## Stated problem
Retype the records below exactly as they appear.

## Materials provided
+ + + + + + +
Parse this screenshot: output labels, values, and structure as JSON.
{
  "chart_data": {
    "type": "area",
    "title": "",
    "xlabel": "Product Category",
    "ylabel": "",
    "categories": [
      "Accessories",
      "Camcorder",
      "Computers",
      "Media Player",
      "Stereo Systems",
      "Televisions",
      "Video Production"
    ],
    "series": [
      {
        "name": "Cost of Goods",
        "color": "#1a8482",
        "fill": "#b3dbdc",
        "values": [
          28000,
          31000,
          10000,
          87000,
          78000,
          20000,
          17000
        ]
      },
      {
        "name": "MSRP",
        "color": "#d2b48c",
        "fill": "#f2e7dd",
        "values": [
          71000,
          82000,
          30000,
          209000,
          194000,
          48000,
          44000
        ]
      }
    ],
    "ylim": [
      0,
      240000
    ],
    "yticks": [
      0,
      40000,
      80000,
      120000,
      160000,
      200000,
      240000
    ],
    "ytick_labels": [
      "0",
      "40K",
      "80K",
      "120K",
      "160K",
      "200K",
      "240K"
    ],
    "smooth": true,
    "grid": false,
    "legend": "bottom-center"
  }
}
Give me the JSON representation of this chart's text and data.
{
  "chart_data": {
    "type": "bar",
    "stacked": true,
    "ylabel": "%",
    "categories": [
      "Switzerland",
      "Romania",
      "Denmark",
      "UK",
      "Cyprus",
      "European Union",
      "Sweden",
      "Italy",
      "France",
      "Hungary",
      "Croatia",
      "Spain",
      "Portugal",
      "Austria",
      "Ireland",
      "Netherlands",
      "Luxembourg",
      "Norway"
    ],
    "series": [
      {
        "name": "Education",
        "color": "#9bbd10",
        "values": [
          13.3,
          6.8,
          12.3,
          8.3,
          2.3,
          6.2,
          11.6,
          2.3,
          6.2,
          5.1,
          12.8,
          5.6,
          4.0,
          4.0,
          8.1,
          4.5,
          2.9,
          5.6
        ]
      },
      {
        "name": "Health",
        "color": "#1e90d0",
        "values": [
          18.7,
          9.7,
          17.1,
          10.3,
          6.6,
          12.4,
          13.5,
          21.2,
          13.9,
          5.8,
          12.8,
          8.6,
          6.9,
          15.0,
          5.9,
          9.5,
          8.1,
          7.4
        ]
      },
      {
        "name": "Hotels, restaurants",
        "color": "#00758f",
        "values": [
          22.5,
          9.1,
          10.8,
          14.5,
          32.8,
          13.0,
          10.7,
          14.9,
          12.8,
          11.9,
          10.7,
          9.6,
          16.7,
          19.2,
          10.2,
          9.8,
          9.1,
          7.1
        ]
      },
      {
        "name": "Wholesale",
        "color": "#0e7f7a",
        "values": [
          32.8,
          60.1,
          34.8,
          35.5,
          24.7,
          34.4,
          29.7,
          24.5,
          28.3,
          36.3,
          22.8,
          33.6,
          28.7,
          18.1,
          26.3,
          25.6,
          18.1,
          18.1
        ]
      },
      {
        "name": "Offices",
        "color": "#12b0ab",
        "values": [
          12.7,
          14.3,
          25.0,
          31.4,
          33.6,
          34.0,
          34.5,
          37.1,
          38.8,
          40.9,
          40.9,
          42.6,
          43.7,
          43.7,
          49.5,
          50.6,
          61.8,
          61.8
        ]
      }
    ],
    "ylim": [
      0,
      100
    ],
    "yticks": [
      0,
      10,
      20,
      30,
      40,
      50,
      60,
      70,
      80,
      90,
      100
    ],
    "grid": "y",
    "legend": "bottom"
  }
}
+ + + + + + +
## Exercise response
Parse this screenshot: output labels, values, and structure as JSON.
{
  "chart_data": {
    "type": "area",
    "title": "",
    "xlabel": "Product Category",
    "ylabel": "",
    "categories": [
      "Accessories",
      "Camcorder",
      "Computers",
      "Media Player",
      "Stereo Systems",
      "Televisions",
      "Video Production"
    ],
    "series": [
      {
        "name": "Cost of Goods",
        "color": "#1a8482",
        "fill": "#b3dbdc",
        "values": [
          28000,
          31000,
          10000,
          87000,
          78000,
          20000,
          17000
        ]
      },
      {
        "name": "MSRP",
        "color": "#d2b48c",
        "fill": "#f2e7dd",
        "values": [
          71000,
          82000,
          30000,
          209000,
          194000,
          48000,
          44000
        ]
      }
    ],
    "ylim": [
      0,
      240000
    ],
    "yticks": [
      0,
      40000,
      80000,
      120000,
      160000,
      200000,
      240000
    ],
    "ytick_labels": [
      "0",
      "40K",
      "80K",
      "120K",
      "160K",
      "200K",
      "240K"
    ],
    "smooth": true,
    "grid": false,
    "legend": "bottom-center"
  }
}
Give me the JSON representation of this chart's text and data.
{
  "chart_data": {
    "type": "bar",
    "stacked": true,
    "ylabel": "%",
    "categories": [
      "Switzerland",
      "Romania",
      "Denmark",
      "UK",
      "Cyprus",
      "European Union",
      "Sweden",
      "Italy",
      "France",
      "Hungary",
      "Croatia",
      "Spain",
      "Portugal",
      "Austria",
      "Ireland",
      "Netherlands",
      "Luxembourg",
      "Norway"
    ],
    "series": [
      {
        "name": "Education",
        "color": "#9bbd10",
        "values": [
          13.3,
          6.8,
          12.3,
          8.3,
          2.3,
          6.2,
          11.6,
          2.3,
          6.2,
          5.1,
          12.8,
          5.6,
          4.0,
          4.0,
          8.1,
          4.5,
          2.9,
          5.6
        ]
      },
      {
        "name": "Health",
        "color": "#1e90d0",
        "values": [
          18.7,
          9.7,
          17.1,
          10.3,
          6.6,
          12.4,
          13.5,
          21.2,
          13.9,
          5.8,
          12.8,
          8.6,
          6.9,
          15.0,
          5.9,
          9.5,
          8.1,
          7.4
        ]
      },
      {
        "name": "Hotels, restaurants",
        "color": "#00758f",
        "values": [
          22.5,
          9.1,
          10.8,
          14.5,
          32.8,
          13.0,
          10.7,
          14.9,
          12.8,
          11.9,
          10.7,
          9.6,
          16.7,
          19.2,
          10.2,
          9.8,
          9.1,
          7.1
        ]
      },
      {
        "name": "Wholesale",
        "color": "#0e7f7a",
        "values": [
          32.8,
          60.1,
          34.8,
          35.5,
          24.7,
          34.4,
          29.7,
          24.5,
          28.3,
          36.3,
          22.8,
          33.6,
          28.7,
          18.1,
          26.3,
          25.6,
          18.1,
          18.1
        ]
      },
      {
        "name": "Offices",
        "color": "#12b0ab",
        "values": [
          12.7,
          14.3,
          25.0,
          31.4,
          33.6,
          34.0,
          34.5,
          37.1,
          38.8,
          40.9,
          40.9,
          42.6,
          43.7,
          43.7,
          49.5,
          50.6,
          61.8,
          61.8
        ]
      }
    ],
    "ylim": [
      0,
      100
    ],
    "yticks": [
      0,
      10,
      20,
      30,
      40,
      50,
      60,
      70,
      80,
      90,
      100
    ],
    "grid": "y",
    "legend": "bottom"
  }
}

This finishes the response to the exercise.